# DIRECTIONS
Return the records, each one exactly as written.

----- INFORMATION PROVIDED

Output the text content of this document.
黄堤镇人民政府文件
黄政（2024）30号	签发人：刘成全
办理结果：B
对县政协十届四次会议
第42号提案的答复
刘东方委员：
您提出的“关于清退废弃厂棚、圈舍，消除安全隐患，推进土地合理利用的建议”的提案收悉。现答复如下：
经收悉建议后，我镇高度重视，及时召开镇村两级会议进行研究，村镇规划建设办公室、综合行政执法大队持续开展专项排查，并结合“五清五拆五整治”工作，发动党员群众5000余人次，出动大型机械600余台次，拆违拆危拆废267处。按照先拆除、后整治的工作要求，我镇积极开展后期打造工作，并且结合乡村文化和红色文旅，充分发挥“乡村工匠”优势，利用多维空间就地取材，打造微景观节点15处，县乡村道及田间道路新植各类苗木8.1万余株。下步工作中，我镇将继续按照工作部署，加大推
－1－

----------

# WRITTEN ANSWER
Output the text content of this document.
黄堤镇人民政府文件
黄政（2024）30号	签发人：刘成全
办理结果：B
对县政协十届四次会议
第42号提案的答复
刘东方委员：
您提出的“关于清退废弃厂棚、圈舍，消除安全隐患，推进土地合理利用的建议”的提案收悉。现答复如下：
经收悉建议后，我镇高度重视，及时召开镇村两级会议进行研究，村镇规划建设办公室、综合行政执法大队持续开展专项排查，并结合“五清五拆五整治”工作，发动党员群众5000余人次，出动大型机械600余台次，拆违拆危拆废267处。按照先拆除、后整治的工作要求，我镇积极开展后期打造工作，并且结合乡村文化和红色文旅，充分发挥“乡村工匠”优势，利用多维空间就地取材，打造微景观节点15处，县乡村道及田间道路新植各类苗木8.1万余株。下步工作中，我镇将继续按照工作部署，加大推
－1－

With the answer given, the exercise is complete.